Say how many lines contain the string "焦企开工率小幅下降". Give no other output.

» Dataset records:
--- Begin ---

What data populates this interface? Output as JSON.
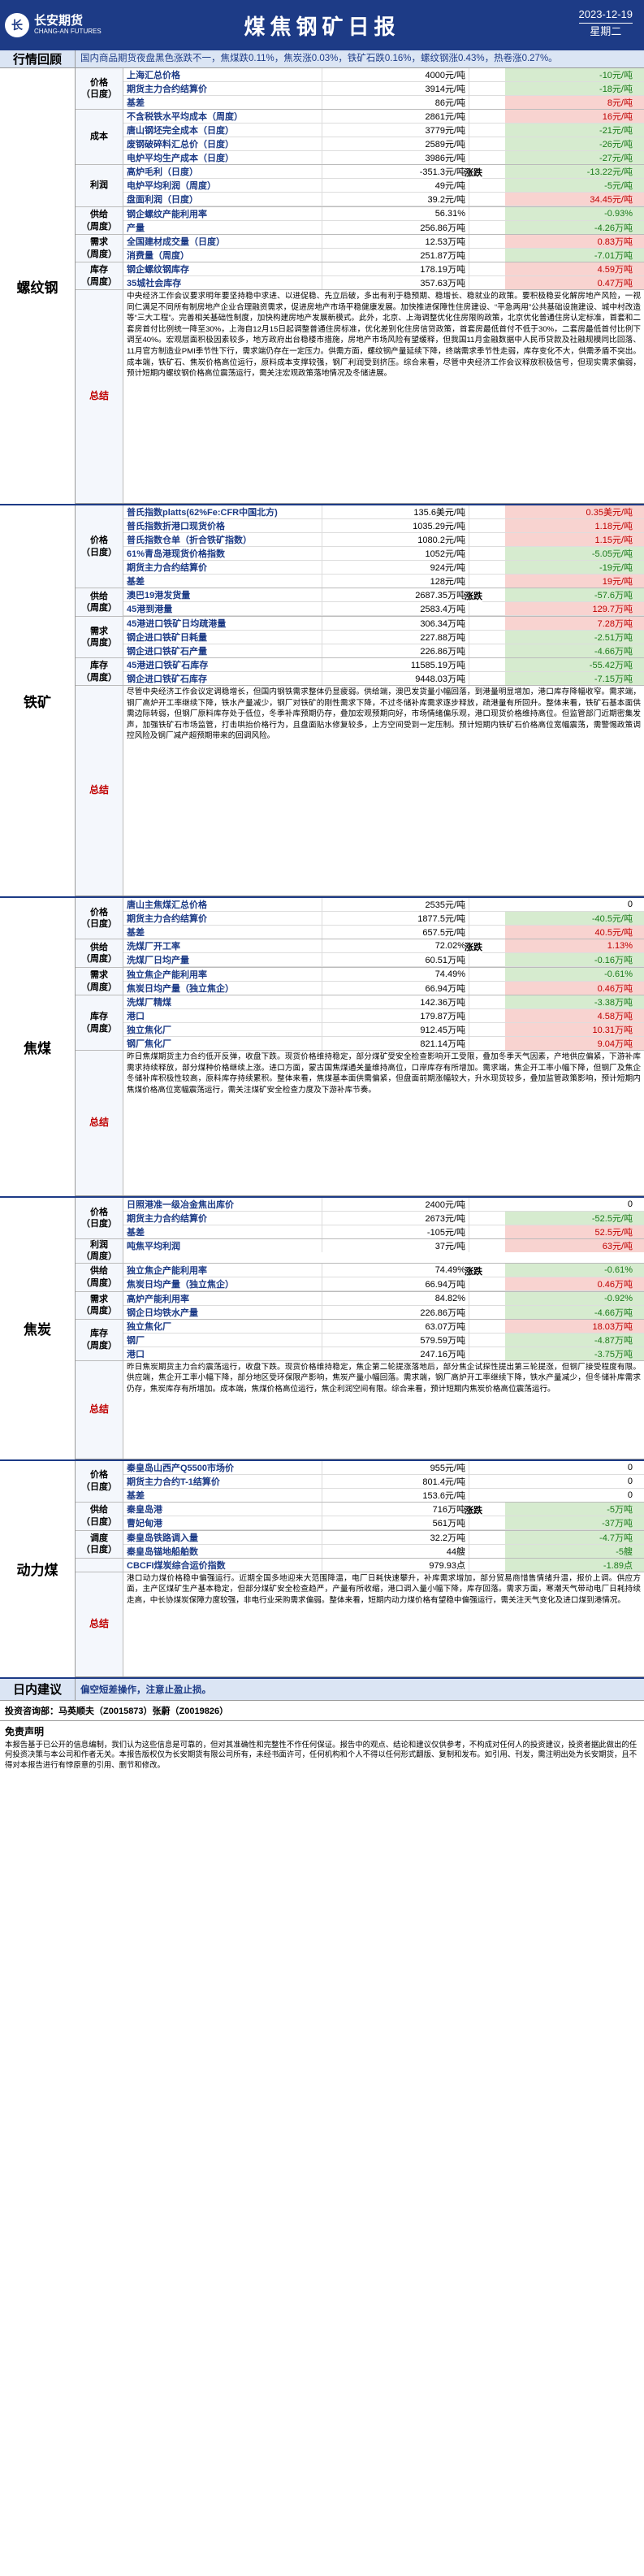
{
  "header": {
    "logo_mark": "长",
    "logo_cn": "长安期货",
    "logo_en": "CHANG-AN FUTURES",
    "title": "煤焦钢矿日报",
    "date": "2023-12-19",
    "weekday": "星期二"
  },
  "market": {
    "label": "行情回顾",
    "text": "国内商品期货夜盘黑色涨跌不一，焦煤跌0.11%，焦炭涨0.03%，铁矿石跌0.16%，螺纹钢涨0.43%，热卷涨0.27%。"
  },
  "sections": [
    {
      "name": "螺纹钢",
      "groups": [
        {
          "label": "价格\n（日度）",
          "rows": [
            {
              "name": "上海汇总价格",
              "value": "4000元/吨",
              "change": "-10元/吨",
              "cls": "dn"
            },
            {
              "name": "期货主力合约结算价",
              "value": "3914元/吨",
              "change": "-18元/吨",
              "cls": "dn"
            },
            {
              "name": "基差",
              "value": "86元/吨",
              "change": "8元/吨",
              "cls": "up"
            }
          ]
        },
        {
          "label": "成本",
          "rows": [
            {
              "name": "不含税铁水平均成本（周度）",
              "value": "2861元/吨",
              "change": "16元/吨",
              "cls": "up"
            },
            {
              "name": "唐山钢坯完全成本（日度）",
              "value": "3779元/吨",
              "change": "-21元/吨",
              "cls": "dn"
            },
            {
              "name": "废钢破碎料汇总价（日度）",
              "value": "2589元/吨",
              "change": "-26元/吨",
              "cls": "dn"
            },
            {
              "name": "电炉平均生产成本（日度）",
              "value": "3986元/吨",
              "change": "-27元/吨",
              "cls": "dn"
            }
          ]
        },
        {
          "label": "利润",
          "direction": "涨跌",
          "rows": [
            {
              "name": "高炉毛利（日度）",
              "value": "-351.3元/吨",
              "change": "-13.22元/吨",
              "cls": "dn"
            },
            {
              "name": "电炉平均利润（周度）",
              "value": "49元/吨",
              "change": "-5元/吨",
              "cls": "dn"
            },
            {
              "name": "盘面利润（日度）",
              "value": "39.2元/吨",
              "change": "34.45元/吨",
              "cls": "up"
            }
          ]
        },
        {
          "label": "供给\n（周度）",
          "rows": [
            {
              "name": "钢企螺纹产能利用率",
              "value": "56.31%",
              "change": "-0.93%",
              "cls": "dn"
            },
            {
              "name": "产量",
              "value": "256.86万吨",
              "change": "-4.26万吨",
              "cls": "dn"
            }
          ]
        },
        {
          "label": "需求\n（周度）",
          "rows": [
            {
              "name": "全国建材成交量（日度）",
              "value": "12.53万吨",
              "change": "0.83万吨",
              "cls": "up"
            },
            {
              "name": "消费量（周度）",
              "value": "251.87万吨",
              "change": "-7.01万吨",
              "cls": "dn"
            }
          ]
        },
        {
          "label": "库存\n（周度）",
          "rows": [
            {
              "name": "钢企螺纹钢库存",
              "value": "178.19万吨",
              "change": "4.59万吨",
              "cls": "up"
            },
            {
              "name": "35城社会库存",
              "value": "357.63万吨",
              "change": "0.47万吨",
              "cls": "up"
            }
          ]
        }
      ],
      "summary_label": "总结",
      "summary_height": 260,
      "summary": "中央经济工作会议要求明年要坚持稳中求进、以进促稳、先立后破，多出有利于稳预期、稳增长、稳就业的政策。要积极稳妥化解房地产风险，一视同仁满足不同所有制房地产企业合理融资需求，促进房地产市场平稳健康发展。加快推进保障性住房建设、“平急两用”公共基础设施建设、城中村改造等“三大工程”。完善相关基础性制度，加快构建房地产发展新模式。此外，北京、上海调整优化住房限购政策，北京优化普通住房认定标准，首套和二套房首付比例统一降至30%，上海自12月15日起调整普通住房标准，优化差别化住房信贷政策，首套房最低首付不低于30%，二套房最低首付比例下调至40%。宏观层面积极因素较多，地方政府出台稳楼市措施，房地产市场风险有望缓释，但我国11月金融数据中人民币贷款及社融规模同比回落、11月官方制造业PMI季节性下行，需求端仍存在一定压力。供需方面，螺纹钢产量延续下降，终端需求季节性走弱，库存变化不大，供需矛盾不突出。成本端，铁矿石、焦炭价格高位运行，原料成本支撑较强，钢厂利润受到挤压。综合来看，尽管中央经济工作会议释放积极信号，但现实需求偏弱，预计短期内螺纹钢价格高位震荡运行，需关注宏观政策落地情况及冬储进展。",
      "detail_rows": 0
    },
    {
      "name": "铁矿",
      "groups": [
        {
          "label": "价格\n（日度）",
          "rows": [
            {
              "name": "普氏指数platts(62%Fe:CFR中国北方)",
              "value": "135.6美元/吨",
              "change": "0.35美元/吨",
              "cls": "up"
            },
            {
              "name": "普氏指数折港口现货价格",
              "value": "1035.29元/吨",
              "change": "1.18元/吨",
              "cls": "up"
            },
            {
              "name": "普氏指数仓单（折合铁矿指数）",
              "value": "1080.2元/吨",
              "change": "1.15元/吨",
              "cls": "up"
            },
            {
              "name": "61%青岛港现货价格指数",
              "value": "1052元/吨",
              "change": "-5.05元/吨",
              "cls": "dn"
            },
            {
              "name": "期货主力合约结算价",
              "value": "924元/吨",
              "change": "-19元/吨",
              "cls": "dn"
            },
            {
              "name": "基差",
              "value": "128元/吨",
              "change": "19元/吨",
              "cls": "up"
            }
          ]
        },
        {
          "label": "供给\n（周度）",
          "direction": "涨跌",
          "rows": [
            {
              "name": "澳巴19港发货量",
              "value": "2687.35万吨",
              "change": "-57.6万吨",
              "cls": "dn"
            },
            {
              "name": "45港到港量",
              "value": "2583.4万吨",
              "change": "129.7万吨",
              "cls": "up"
            }
          ]
        },
        {
          "label": "需求\n（周度）",
          "rows": [
            {
              "name": "45港进口铁矿日均疏港量",
              "value": "306.34万吨",
              "change": "7.28万吨",
              "cls": "up"
            },
            {
              "name": "钢企进口铁矿日耗量",
              "value": "227.88万吨",
              "change": "-2.51万吨",
              "cls": "dn"
            },
            {
              "name": "钢企进口铁矿石产量",
              "value": "226.86万吨",
              "change": "-4.66万吨",
              "cls": "dn"
            }
          ]
        },
        {
          "label": "库存\n（周度）",
          "rows": [
            {
              "name": "45港进口铁矿石库存",
              "value": "11585.19万吨",
              "change": "-55.42万吨",
              "cls": "dn"
            },
            {
              "name": "钢企进口铁矿石库存",
              "value": "9448.03万吨",
              "change": "-7.15万吨",
              "cls": "dn"
            }
          ]
        }
      ],
      "summary_label": "总结",
      "summary_height": 256,
      "summary": "尽管中央经济工作会议定调稳增长，但国内钢铁需求整体仍显疲弱。供给端，澳巴发货量小幅回落，到港量明显增加，港口库存降幅收窄。需求端，钢厂高炉开工率继续下降，铁水产量减少，钢厂对铁矿的刚性需求下降，不过冬储补库需求逐步释放，疏港量有所回升。整体来看，铁矿石基本面供需边际转弱，但钢厂原料库存处于低位，冬季补库预期仍存，叠加宏观预期向好，市场情绪偏乐观，港口现货价格维持高位。但监管部门近期密集发声，加强铁矿石市场监管，打击哄抬价格行为，且盘面贴水修复较多，上方空间受到一定压制。预计短期内铁矿石价格高位宽幅震荡，需警惕政策调控风险及钢厂减产超预期带来的回调风险。",
      "detail_rows": 0
    },
    {
      "name": "焦煤",
      "groups": [
        {
          "label": "价格\n（日度）",
          "rows": [
            {
              "name": "唐山主焦煤汇总价格",
              "value": "2535元/吨",
              "change": "0",
              "cls": "flat"
            },
            {
              "name": "期货主力合约结算价",
              "value": "1877.5元/吨",
              "change": "-40.5元/吨",
              "cls": "dn"
            },
            {
              "name": "基差",
              "value": "657.5元/吨",
              "change": "40.5元/吨",
              "cls": "up"
            }
          ]
        },
        {
          "label": "供给\n（周度）",
          "direction": "涨跌",
          "rows": [
            {
              "name": "洗煤厂开工率",
              "value": "72.02%",
              "change": "1.13%",
              "cls": "up"
            },
            {
              "name": "洗煤厂日均产量",
              "value": "60.51万吨",
              "change": "-0.16万吨",
              "cls": "dn"
            }
          ]
        },
        {
          "label": "需求\n（周度）",
          "rows": [
            {
              "name": "独立焦企产能利用率",
              "value": "74.49%",
              "change": "-0.61%",
              "cls": "dn"
            },
            {
              "name": "焦炭日均产量（独立焦企）",
              "value": "66.94万吨",
              "change": "0.46万吨",
              "cls": "up"
            }
          ]
        },
        {
          "label": "库存\n（周度）",
          "rows": [
            {
              "name": "洗煤厂精煤",
              "value": "142.36万吨",
              "change": "-3.38万吨",
              "cls": "dn"
            },
            {
              "name": "港口",
              "value": "179.87万吨",
              "change": "4.58万吨",
              "cls": "up"
            },
            {
              "name": "独立焦化厂",
              "value": "912.45万吨",
              "change": "10.31万吨",
              "cls": "up"
            },
            {
              "name": "钢厂焦化厂",
              "value": "821.14万吨",
              "change": "9.04万吨",
              "cls": "up"
            }
          ]
        }
      ],
      "summary_label": "总结",
      "summary_height": 176,
      "summary": "昨日焦煤期货主力合约低开反弹，收盘下跌。现货价格维持稳定，部分煤矿受安全检查影响开工受限，叠加冬季天气因素，产地供应偏紧，下游补库需求持续释放，部分煤种价格继续上涨。进口方面，蒙古国焦煤通关量维持高位，口岸库存有所增加。需求端，焦企开工率小幅下降，但钢厂及焦企冬储补库积极性较高，原料库存持续累积。整体来看，焦煤基本面供需偏紧，但盘面前期涨幅较大，升水现货较多，叠加监管政策影响，预计短期内焦煤价格高位宽幅震荡运行，需关注煤矿安全检查力度及下游补库节奏。",
      "detail_rows": 0
    },
    {
      "name": "焦炭",
      "groups": [
        {
          "label": "价格\n（日度）",
          "rows": [
            {
              "name": "日照港准一级冶金焦出库价",
              "value": "2400元/吨",
              "change": "0",
              "cls": "flat"
            },
            {
              "name": "期货主力合约结算价",
              "value": "2673元/吨",
              "change": "-52.5元/吨",
              "cls": "dn"
            },
            {
              "name": "基差",
              "value": "-105元/吨",
              "change": "52.5元/吨",
              "cls": "up"
            }
          ]
        },
        {
          "label": "利润\n（周度）",
          "rows": [
            {
              "name": "吨焦平均利润",
              "value": "37元/吨",
              "change": "63元/吨",
              "cls": "up"
            }
          ]
        },
        {
          "label": "供给\n（周度）",
          "direction": "涨跌",
          "rows": [
            {
              "name": "独立焦企产能利用率",
              "value": "74.49%",
              "change": "-0.61%",
              "cls": "dn"
            },
            {
              "name": "焦炭日均产量（独立焦企）",
              "value": "66.94万吨",
              "change": "0.46万吨",
              "cls": "up"
            }
          ]
        },
        {
          "label": "需求\n（周度）",
          "rows": [
            {
              "name": "高炉产能利用率",
              "value": "84.82%",
              "change": "-0.92%",
              "cls": "dn"
            },
            {
              "name": "钢企日均铁水产量",
              "value": "226.86万吨",
              "change": "-4.66万吨",
              "cls": "dn"
            }
          ]
        },
        {
          "label": "库存\n（周度）",
          "rows": [
            {
              "name": "独立焦化厂",
              "value": "63.07万吨",
              "change": "18.03万吨",
              "cls": "up"
            },
            {
              "name": "钢厂",
              "value": "579.59万吨",
              "change": "-4.87万吨",
              "cls": "dn"
            },
            {
              "name": "港口",
              "value": "247.16万吨",
              "change": "-3.75万吨",
              "cls": "dn"
            }
          ]
        }
      ],
      "summary_label": "总结",
      "summary_height": 118,
      "summary": "昨日焦炭期货主力合约震荡运行，收盘下跌。现货价格维持稳定，焦企第二轮提涨落地后，部分焦企试探性提出第三轮提涨，但钢厂接受程度有限。供应端，焦企开工率小幅下降，部分地区受环保限产影响，焦炭产量小幅回落。需求端，钢厂高炉开工率继续下降，铁水产量减少，但冬储补库需求仍存，焦炭库存有所增加。成本端，焦煤价格高位运行，焦企利润空间有限。综合来看，预计短期内焦炭价格高位震荡运行。",
      "detail_rows": 0
    },
    {
      "name": "动力煤",
      "groups": [
        {
          "label": "价格\n（日度）",
          "rows": [
            {
              "name": "秦皇岛山西产Q5500市场价",
              "value": "955元/吨",
              "change": "0",
              "cls": "flat"
            },
            {
              "name": "期货主力合约T-1结算价",
              "value": "801.4元/吨",
              "change": "0",
              "cls": "flat"
            },
            {
              "name": "基差",
              "value": "153.6元/吨",
              "change": "0",
              "cls": "flat"
            }
          ]
        },
        {
          "label": "供给\n（日度）",
          "direction": "涨跌",
          "rows": [
            {
              "name": "秦皇岛港",
              "value": "716万吨",
              "change": "-5万吨",
              "cls": "dn"
            },
            {
              "name": "曹妃甸港",
              "value": "561万吨",
              "change": "-37万吨",
              "cls": "dn"
            }
          ]
        },
        {
          "label": "调度\n（日度）",
          "rows": [
            {
              "name": "秦皇岛铁路调入量",
              "value": "32.2万吨",
              "change": "-4.7万吨",
              "cls": "dn"
            },
            {
              "name": "秦皇岛锚地船舶数",
              "value": "44艘",
              "change": "-5艘",
              "cls": "dn"
            }
          ]
        },
        {
          "label": "",
          "rows": [
            {
              "name": "CBCFI煤炭综合运价指数",
              "value": "979.93点",
              "change": "-1.89点",
              "cls": "dn"
            }
          ]
        }
      ],
      "summary_label": "总结",
      "summary_height": 126,
      "summary": "港口动力煤价格稳中偏强运行。近期全国多地迎来大范围降温，电厂日耗快速攀升，补库需求增加，部分贸易商惜售情绪升温，报价上调。供应方面，主产区煤矿生产基本稳定，但部分煤矿安全检查趋严，产量有所收缩，港口调入量小幅下降，库存回落。需求方面，寒潮天气带动电厂日耗持续走高，中长协煤炭保障力度较强，非电行业采购需求偏弱。整体来看，短期内动力煤价格有望稳中偏强运行，需关注天气变化及进口煤到港情况。",
      "detail_rows": 0
    }
  ],
  "advice": {
    "label": "日内建议",
    "text": "偏空短差操作，注意止盈止损。"
  },
  "invest": "投资咨询部：马英顺夫（Z0015873）张蔚（Z0019826）",
  "disclaimer_title": "免责声明",
  "disclaimer": "本报告基于已公开的信息编制，我们认为这些信息是可靠的，但对其准确性和完整性不作任何保证。报告中的观点、结论和建议仅供参考，不构成对任何人的投资建议，投资者据此做出的任何投资决策与本公司和作者无关。本报告版权仅为长安期货有限公司所有，未经书面许可，任何机构和个人不得以任何形式翻版、复制和发布。如引用、刊发，需注明出处为长安期货，且不得对本报告进行有悖原意的引用、删节和修改。"
}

--- End ---

» Exercise solution: 2